Edward Helmore in New York 

TikTok suing Trump administration over executive order

App says in blogpost it strongly disagrees with White House position that it is a national security threat
  
  

TikTok, which is owned by China-based ByteDance, announced over the weekend it planned to challenge the ban and said it ‘strongly disagreed’ with concerns raised by Trump and his executive order.
TikTok, which is owned by China-based ByteDance, announced over the weekend it planned to challenge the ban and said it ‘strongly disagreed’ with concerns raised by Trump and his executive order. Photograph: Chris Delmas/AFP/Getty Images

TikTok, the fast-growing video sharing app, announced it was suing the US government on Monday over an executive order banning transactions with the Chinese company in the US.

In a blogpost, TikTok said it strongly disagreed with the White House’s position that the company was a national security threat, saying it had “taken extraordinary measures to protect the privacy and security of TikTok’s US user data”.

The company said the administration has ignored its “extensive efforts” to address its concerns. “We do not take suing the government lightly,” TikTok said. “But with the executive order threatening to bring a ban on our US operations ... we simply have no choice.”

TikTok, which is owned by China-based ByteDance, announced over the weekend it planned to challenge the ban and said it “strongly disagreed” with concerns raised by Trump and an executive order issued on 6 August that set in motion a 45-day period for TikTok to find a buyer for its US operations.

The company said it was “shocked” by the order, which it said was issued “without any due process”. A subsequent executive order provided a 90-day deadline for the transaction to be completed.

Over the past month several US tech companies, including Microsoft, Twitter and Oracle, have expressed interest or announced talks with ByteDance to acquire some TikTok’s operations outside China. None have indicated that a deal is close to being reached.

The move coincides with the first day of the Republican national convention, which is likely to prominently feature the president’s “tough on China” re-election platform.

“We are coming hard at the China virus,” Peter Navarro, the White House trade adviser, told Fox News Sunday, adding that Americans are “going to hear from Donald J Trump is how we are going to fight China and the China virus”.

That prompted a sharp response from China’s foreign ministry, which said today that some American politicians had “attempted to strangle” TikTok, WeChat, Huawei Technologies and other Chinese companies.

Records:
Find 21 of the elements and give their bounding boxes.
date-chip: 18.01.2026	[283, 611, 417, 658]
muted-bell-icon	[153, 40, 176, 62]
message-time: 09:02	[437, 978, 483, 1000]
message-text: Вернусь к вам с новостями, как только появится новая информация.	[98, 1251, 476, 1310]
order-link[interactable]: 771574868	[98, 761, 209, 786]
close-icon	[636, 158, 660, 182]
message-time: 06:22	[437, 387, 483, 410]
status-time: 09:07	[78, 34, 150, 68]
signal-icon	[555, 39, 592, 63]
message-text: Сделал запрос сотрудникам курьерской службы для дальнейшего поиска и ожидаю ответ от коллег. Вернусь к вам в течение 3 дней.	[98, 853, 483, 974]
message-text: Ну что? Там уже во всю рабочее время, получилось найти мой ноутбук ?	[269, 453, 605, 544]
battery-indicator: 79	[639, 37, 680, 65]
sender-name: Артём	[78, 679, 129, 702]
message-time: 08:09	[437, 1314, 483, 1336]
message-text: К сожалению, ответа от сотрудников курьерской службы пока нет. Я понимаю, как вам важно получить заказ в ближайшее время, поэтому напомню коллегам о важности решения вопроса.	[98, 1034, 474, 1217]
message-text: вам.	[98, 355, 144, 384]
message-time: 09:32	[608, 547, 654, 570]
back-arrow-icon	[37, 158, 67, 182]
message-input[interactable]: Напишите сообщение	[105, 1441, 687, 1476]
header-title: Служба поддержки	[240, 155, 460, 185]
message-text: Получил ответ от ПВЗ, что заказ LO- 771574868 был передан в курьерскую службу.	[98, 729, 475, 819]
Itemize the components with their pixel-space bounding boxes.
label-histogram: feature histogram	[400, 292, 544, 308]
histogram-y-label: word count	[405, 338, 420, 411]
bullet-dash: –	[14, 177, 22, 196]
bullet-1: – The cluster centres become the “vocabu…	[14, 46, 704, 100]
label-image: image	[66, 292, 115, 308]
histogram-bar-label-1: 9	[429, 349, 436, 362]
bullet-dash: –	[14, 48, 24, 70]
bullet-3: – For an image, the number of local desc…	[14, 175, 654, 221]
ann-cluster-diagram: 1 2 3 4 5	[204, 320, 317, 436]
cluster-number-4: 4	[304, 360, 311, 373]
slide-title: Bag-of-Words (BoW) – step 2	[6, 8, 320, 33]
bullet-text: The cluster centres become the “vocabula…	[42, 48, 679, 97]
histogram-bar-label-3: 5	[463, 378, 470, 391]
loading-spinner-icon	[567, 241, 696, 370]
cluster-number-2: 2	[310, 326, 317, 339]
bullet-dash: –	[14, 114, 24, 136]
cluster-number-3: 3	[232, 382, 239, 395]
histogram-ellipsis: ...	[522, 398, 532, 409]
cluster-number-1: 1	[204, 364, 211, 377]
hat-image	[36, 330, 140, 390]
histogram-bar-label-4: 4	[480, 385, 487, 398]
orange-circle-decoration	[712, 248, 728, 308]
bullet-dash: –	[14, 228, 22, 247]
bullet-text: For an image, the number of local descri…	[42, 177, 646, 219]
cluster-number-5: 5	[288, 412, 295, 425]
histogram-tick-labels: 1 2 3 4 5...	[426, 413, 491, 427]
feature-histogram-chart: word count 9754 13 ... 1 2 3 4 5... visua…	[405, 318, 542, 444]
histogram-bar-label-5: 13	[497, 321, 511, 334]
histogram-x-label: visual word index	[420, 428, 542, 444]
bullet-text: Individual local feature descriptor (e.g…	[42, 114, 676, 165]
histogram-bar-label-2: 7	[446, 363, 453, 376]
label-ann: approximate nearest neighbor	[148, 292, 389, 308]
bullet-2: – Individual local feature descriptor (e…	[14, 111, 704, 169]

Problem set:
• a. Rewrite the paragraph of the TikTok article that begins "Over the past month several US tech companies" in fewer words, keeping its main facts.
• b. Quote the TikTok article word for word, starting with "TikTok suing Trump" and going on through "company in the US.".
• c. Write what comes next in the article about TikTok suing the Trump administration, picking up after its final sentence.

Set of answers:
• a. In the past month, Microsoft, Twitter, Oracle and other US tech firms have shown interest in, or held talks with ByteDance about, buying parts of TikTok's operations outside China. None has signaled that a deal is near.

• b.
TikTok suing Trump administration over executive order

App says in blogpost it strongly disagrees with White House position that it is a national security threat
  
  

TikTok, which is owned by China-based ByteDance, announced over the weekend it planned to challenge the ban and said it ‘strongly disagreed’ with concerns raised by Trump and his executive order.
TikTok, which is owned by China-based ByteDance, announced over the weekend it planned to challenge the ban and said it ‘strongly disagreed’ with concerns raised by Trump and his executive order. Photograph: Chris Delmas/AFP/Getty Images

TikTok, the fast-growing video sharing app, announced it was suing the US government on Monday over an executive order banning transactions with the Chinese company in the US.

• c.
“China supports the relevant Chinese companies using legal weapons to safeguard their legitimate rights,” said Zhao Lijian, ministry spokesman. He said that US efforts to decouple US and China’s trade links “to solve one country’s own problem are like ‘drinking poison to quench thirst’”.

TikTok, which has about 100m US users, “sought to engage in good faith to provide a constructive solution” for nearly a year, the company told the Verge on Sunday.

“What we encountered instead was a lack of due process as the administration paid no attention to facts and tried to insert itself into negotiations between private businesses.” The company said it was left with no choice but to mount a legal challenge to the order.

The mounting dispute comes as the Wall Street Journal reported Monday that Facebook’s chief executive, Mark Zuckerberg, sought to raise concern about the threat from Chinese tech companies, specifically TikTok, during a speech about freedom of expression in Washington DC last year.

Zuckerberg repeated the message in behind-the-scenes meetings with officials and lawmakers, the paper reported, and at a private dinner at the White House in last October.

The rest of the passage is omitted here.